Requirement – Keep only the lines that hold the string "Lables", filtering out the rest of the entries below.

+===+

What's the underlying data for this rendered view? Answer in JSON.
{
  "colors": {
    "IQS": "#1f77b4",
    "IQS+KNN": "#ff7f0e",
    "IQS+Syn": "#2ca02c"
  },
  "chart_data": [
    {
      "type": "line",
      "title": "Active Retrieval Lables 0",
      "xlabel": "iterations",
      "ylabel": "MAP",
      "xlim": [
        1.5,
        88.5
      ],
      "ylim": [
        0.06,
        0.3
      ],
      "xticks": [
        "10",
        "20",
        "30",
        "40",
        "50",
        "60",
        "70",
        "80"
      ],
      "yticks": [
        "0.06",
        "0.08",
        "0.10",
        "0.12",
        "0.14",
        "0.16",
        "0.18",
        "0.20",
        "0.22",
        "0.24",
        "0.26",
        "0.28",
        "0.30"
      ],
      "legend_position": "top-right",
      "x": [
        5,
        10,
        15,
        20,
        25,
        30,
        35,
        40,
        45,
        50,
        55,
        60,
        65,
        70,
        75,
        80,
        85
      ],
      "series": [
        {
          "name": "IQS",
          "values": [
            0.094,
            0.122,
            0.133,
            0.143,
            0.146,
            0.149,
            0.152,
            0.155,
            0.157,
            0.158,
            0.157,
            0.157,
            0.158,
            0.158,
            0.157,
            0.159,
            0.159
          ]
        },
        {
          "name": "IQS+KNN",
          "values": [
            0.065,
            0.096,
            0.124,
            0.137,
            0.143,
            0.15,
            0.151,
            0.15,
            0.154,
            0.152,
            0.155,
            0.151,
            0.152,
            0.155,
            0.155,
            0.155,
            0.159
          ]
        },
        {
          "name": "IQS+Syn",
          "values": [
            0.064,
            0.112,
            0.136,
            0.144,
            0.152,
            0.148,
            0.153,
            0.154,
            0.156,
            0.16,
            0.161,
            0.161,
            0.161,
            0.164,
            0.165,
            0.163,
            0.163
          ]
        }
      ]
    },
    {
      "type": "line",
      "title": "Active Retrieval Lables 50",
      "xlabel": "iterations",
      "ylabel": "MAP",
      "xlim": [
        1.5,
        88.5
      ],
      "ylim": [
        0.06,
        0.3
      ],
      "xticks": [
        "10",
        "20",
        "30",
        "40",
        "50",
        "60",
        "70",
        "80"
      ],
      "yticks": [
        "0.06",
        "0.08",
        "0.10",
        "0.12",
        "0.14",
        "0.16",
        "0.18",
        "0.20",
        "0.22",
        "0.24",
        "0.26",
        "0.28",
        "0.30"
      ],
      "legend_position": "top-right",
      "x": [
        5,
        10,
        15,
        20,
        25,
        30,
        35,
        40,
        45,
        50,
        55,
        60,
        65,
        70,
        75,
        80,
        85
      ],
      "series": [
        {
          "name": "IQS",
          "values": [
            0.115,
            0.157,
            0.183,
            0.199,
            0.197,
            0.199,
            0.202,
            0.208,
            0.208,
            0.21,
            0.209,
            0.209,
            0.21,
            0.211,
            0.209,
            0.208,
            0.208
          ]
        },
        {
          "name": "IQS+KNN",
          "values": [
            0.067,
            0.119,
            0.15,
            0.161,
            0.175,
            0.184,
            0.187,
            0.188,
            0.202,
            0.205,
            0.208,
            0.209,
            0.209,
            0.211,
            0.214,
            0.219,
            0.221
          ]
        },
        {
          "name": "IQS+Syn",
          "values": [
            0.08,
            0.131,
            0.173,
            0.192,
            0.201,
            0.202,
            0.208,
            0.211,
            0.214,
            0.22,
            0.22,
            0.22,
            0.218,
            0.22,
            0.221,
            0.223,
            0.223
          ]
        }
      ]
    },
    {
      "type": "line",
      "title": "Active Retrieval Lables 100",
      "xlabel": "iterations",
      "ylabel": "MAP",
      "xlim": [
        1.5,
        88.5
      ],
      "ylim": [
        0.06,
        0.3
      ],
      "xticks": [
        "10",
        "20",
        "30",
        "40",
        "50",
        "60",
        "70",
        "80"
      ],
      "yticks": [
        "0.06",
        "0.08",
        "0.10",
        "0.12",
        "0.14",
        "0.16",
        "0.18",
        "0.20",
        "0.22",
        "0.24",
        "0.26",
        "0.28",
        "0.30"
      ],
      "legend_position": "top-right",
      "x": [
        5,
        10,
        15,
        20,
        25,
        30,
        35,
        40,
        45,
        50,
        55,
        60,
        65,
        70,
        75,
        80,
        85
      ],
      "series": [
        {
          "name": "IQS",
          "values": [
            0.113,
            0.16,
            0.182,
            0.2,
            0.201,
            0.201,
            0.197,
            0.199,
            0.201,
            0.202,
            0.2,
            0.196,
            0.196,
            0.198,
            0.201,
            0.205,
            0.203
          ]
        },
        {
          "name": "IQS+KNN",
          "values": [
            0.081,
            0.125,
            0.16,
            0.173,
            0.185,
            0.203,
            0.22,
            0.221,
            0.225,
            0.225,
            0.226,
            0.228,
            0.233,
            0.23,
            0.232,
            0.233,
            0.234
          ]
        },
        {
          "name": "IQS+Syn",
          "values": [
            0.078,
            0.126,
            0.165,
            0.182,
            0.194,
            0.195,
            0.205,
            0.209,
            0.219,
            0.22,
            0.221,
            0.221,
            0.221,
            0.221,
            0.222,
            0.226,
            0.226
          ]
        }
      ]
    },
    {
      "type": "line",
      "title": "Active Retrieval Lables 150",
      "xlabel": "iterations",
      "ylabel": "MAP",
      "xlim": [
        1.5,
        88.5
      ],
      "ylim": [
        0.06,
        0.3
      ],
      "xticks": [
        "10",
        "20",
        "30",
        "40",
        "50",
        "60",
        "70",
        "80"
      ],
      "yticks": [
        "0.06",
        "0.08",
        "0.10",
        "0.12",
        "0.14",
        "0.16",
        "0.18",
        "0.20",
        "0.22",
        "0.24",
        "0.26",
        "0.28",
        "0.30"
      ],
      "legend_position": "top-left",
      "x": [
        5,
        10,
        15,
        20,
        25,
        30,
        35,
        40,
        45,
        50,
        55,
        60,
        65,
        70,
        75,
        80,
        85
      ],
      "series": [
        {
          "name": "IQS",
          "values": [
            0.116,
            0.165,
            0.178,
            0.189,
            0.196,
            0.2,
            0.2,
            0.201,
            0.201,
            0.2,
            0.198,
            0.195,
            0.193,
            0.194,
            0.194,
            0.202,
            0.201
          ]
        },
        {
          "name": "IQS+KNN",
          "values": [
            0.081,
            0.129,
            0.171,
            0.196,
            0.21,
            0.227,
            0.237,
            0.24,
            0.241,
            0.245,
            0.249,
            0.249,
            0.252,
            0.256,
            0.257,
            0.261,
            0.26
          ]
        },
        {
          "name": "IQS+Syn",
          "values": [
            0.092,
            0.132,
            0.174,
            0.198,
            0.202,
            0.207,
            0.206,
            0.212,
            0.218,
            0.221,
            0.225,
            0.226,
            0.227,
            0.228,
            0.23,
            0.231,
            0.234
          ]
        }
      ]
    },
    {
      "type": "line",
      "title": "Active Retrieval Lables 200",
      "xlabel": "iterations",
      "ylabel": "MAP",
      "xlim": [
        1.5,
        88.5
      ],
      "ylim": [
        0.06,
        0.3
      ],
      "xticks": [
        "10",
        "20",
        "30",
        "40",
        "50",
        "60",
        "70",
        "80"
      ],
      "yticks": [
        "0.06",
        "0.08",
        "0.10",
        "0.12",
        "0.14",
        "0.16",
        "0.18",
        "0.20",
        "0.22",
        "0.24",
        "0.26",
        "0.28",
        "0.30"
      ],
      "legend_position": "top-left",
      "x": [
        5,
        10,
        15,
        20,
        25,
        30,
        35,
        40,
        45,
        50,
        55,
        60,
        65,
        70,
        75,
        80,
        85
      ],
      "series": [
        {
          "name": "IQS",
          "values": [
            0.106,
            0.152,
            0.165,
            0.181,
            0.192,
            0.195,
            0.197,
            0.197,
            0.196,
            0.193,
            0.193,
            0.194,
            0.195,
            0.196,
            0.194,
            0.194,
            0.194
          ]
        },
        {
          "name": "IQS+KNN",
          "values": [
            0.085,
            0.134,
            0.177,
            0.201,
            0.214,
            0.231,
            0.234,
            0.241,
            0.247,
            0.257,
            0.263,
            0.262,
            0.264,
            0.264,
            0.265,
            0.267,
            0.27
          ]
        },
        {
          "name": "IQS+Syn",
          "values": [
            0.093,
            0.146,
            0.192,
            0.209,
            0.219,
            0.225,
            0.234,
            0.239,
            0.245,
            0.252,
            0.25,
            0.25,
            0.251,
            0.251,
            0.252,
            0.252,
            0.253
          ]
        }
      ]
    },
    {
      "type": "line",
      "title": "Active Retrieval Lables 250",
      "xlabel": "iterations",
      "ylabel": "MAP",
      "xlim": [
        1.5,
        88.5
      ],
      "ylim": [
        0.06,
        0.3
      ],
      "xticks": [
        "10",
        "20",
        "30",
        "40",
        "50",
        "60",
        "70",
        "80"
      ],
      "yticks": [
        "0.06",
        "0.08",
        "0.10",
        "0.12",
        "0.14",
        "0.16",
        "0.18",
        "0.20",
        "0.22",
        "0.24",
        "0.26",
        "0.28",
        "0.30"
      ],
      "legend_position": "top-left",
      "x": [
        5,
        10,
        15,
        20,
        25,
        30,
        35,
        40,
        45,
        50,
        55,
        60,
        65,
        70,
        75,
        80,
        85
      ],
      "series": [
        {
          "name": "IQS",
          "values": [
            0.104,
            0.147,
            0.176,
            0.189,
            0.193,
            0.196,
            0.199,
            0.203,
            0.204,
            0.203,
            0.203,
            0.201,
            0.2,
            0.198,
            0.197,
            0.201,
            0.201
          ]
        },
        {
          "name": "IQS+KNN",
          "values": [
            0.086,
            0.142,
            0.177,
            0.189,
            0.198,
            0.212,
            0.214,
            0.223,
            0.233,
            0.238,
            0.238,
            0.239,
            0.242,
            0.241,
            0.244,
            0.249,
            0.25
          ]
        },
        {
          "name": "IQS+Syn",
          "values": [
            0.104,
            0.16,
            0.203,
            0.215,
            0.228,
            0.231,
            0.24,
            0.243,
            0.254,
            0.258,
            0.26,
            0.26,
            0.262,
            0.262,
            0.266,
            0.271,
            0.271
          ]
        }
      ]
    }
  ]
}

+===+

Solution for this problem –
      "title": "Active Retrieval Lables 0",
      "title": "Active Retrieval Lables 50",
      "title": "Active Retrieval Lables 100",
      "title": "Active Retrieval Lables 150",
      "title": "Active Retrieval Lables 200",
      "title": "Active Retrieval Lables 250",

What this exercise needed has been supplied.